EXERCISE REQUIREMENTS:
Each entry below is to be given again word for word, with no pictures.

▼▼▼

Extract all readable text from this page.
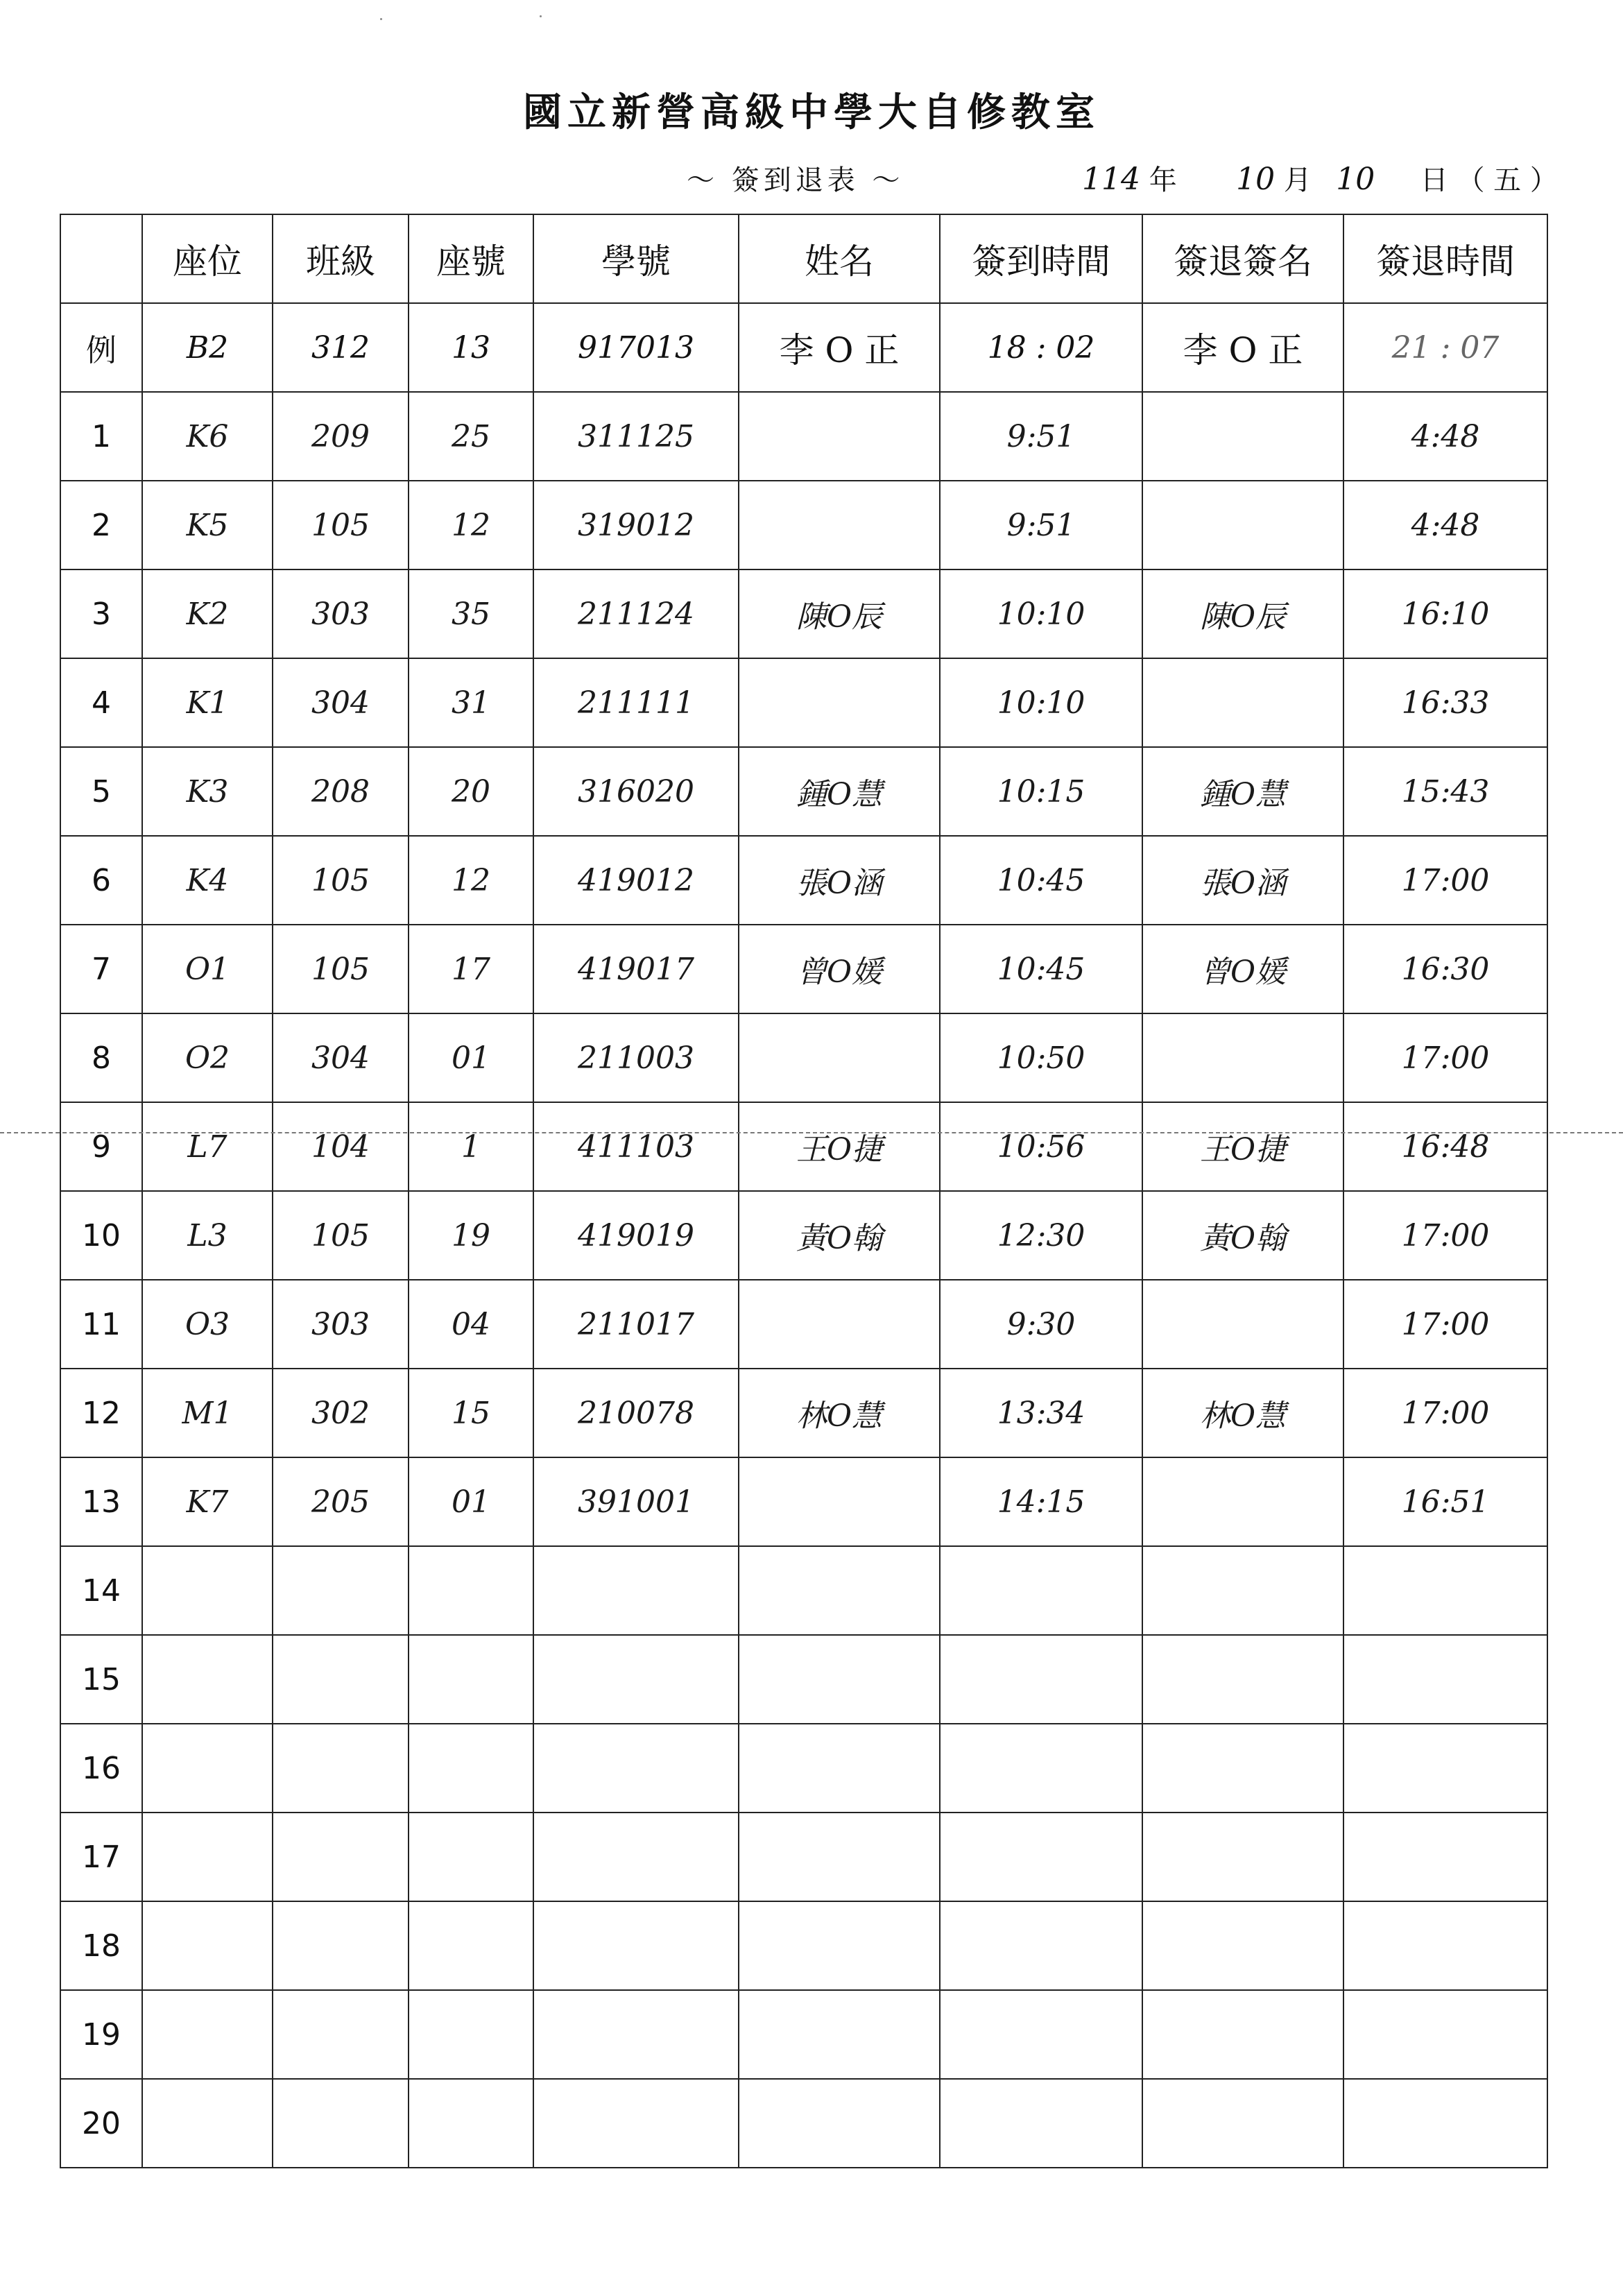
國立新營高級中學大自修教室
～ 簽到退表 ～	114 年 10 月 10 日 （ 五 ）
	座位	班級	座號	學號	姓名	簽到時間	簽退簽名	簽退時間
例	B2	312	13	917013	李 O 正	18 : 02	李 O 正	21 : 07
1	K6	209	25	311125		9:51		4:48
2	K5	105	12	319012		9:51		4:48
3	K2	303	35	211124	陳O辰	10:10	陳O辰	16:10
4	K1	304	31	211111		10:10		16:33
5	K3	208	20	316020	鍾O慧	10:15	鍾O慧	15:43
6	K4	105	12	419012	張O涵	10:45	張O涵	17:00
7	O1	105	17	419017	曾O媛	10:45	曾O媛	16:30
8	O2	304	01	211003		10:50		17:00
9	L7	104	1	411103	王O捷	10:56	王O捷	16:48
10	L3	105	19	419019	黃O翰	12:30	黃O翰	17:00
11	O3	303	04	211017		9:30		17:00
12	M1	302	15	210078	林O慧	13:34	林O慧	17:00
13	K7	205	01	391001		14:15		16:51
14								
15								
16								
17								
18								
19								
20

▲▲▲

ANSWER BELOW:
Extract all readable text from this page.
國立新營高級中學大自修教室
～ 簽到退表 ～	114 年 10 月 10 日 （ 五 ）
	座位	班級	座號	學號	姓名	簽到時間	簽退簽名	簽退時間
例	B2	312	13	917013	李 O 正	18 : 02	李 O 正	21 : 07
1	K6	209	25	311125		9:51		4:48
2	K5	105	12	319012		9:51		4:48
3	K2	303	35	211124	陳O辰	10:10	陳O辰	16:10
4	K1	304	31	211111		10:10		16:33
5	K3	208	20	316020	鍾O慧	10:15	鍾O慧	15:43
6	K4	105	12	419012	張O涵	10:45	張O涵	17:00
7	O1	105	17	419017	曾O媛	10:45	曾O媛	16:30
8	O2	304	01	211003		10:50		17:00
9	L7	104	1	411103	王O捷	10:56	王O捷	16:48
10	L3	105	19	419019	黃O翰	12:30	黃O翰	17:00
11	O3	303	04	211017		9:30		17:00
12	M1	302	15	210078	林O慧	13:34	林O慧	17:00
13	K7	205	01	391001		14:15		16:51
14								
15								
16								
17								
18								
19								
20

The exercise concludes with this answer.